Present the data once more in exactly its original form.

+ + + + + + +

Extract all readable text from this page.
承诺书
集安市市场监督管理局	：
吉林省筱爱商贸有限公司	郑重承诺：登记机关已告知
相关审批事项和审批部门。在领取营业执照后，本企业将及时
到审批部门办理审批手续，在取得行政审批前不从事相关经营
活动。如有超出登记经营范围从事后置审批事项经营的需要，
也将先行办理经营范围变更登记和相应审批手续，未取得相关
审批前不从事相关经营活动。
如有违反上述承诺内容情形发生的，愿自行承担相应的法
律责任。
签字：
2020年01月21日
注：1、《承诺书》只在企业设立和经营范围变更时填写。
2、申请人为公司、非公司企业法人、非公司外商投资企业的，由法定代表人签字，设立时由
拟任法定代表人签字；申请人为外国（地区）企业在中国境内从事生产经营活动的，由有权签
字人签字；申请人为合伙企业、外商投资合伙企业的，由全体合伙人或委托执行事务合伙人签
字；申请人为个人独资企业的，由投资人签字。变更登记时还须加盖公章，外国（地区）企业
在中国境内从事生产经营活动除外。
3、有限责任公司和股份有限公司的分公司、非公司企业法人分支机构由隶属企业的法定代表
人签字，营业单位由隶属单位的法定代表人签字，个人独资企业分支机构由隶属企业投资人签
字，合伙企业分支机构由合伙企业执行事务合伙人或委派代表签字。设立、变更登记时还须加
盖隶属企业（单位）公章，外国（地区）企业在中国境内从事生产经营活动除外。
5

+ + + + + + +

RESULT:
Extract all readable text from this page.
承诺书
集安市市场监督管理局	：
吉林省筱爱商贸有限公司	郑重承诺：登记机关已告知
相关审批事项和审批部门。在领取营业执照后，本企业将及时
到审批部门办理审批手续，在取得行政审批前不从事相关经营
活动。如有超出登记经营范围从事后置审批事项经营的需要，
也将先行办理经营范围变更登记和相应审批手续，未取得相关
审批前不从事相关经营活动。
如有违反上述承诺内容情形发生的，愿自行承担相应的法
律责任。
签字：
2020年01月21日
注：1、《承诺书》只在企业设立和经营范围变更时填写。
2、申请人为公司、非公司企业法人、非公司外商投资企业的，由法定代表人签字，设立时由
拟任法定代表人签字；申请人为外国（地区）企业在中国境内从事生产经营活动的，由有权签
字人签字；申请人为合伙企业、外商投资合伙企业的，由全体合伙人或委托执行事务合伙人签
字；申请人为个人独资企业的，由投资人签字。变更登记时还须加盖公章，外国（地区）企业
在中国境内从事生产经营活动除外。
3、有限责任公司和股份有限公司的分公司、非公司企业法人分支机构由隶属企业的法定代表
人签字，营业单位由隶属单位的法定代表人签字，个人独资企业分支机构由隶属企业投资人签
字，合伙企业分支机构由合伙企业执行事务合伙人或委派代表签字。设立、变更登记时还须加
盖隶属企业（单位）公章，外国（地区）企业在中国境内从事生产经营活动除外。
5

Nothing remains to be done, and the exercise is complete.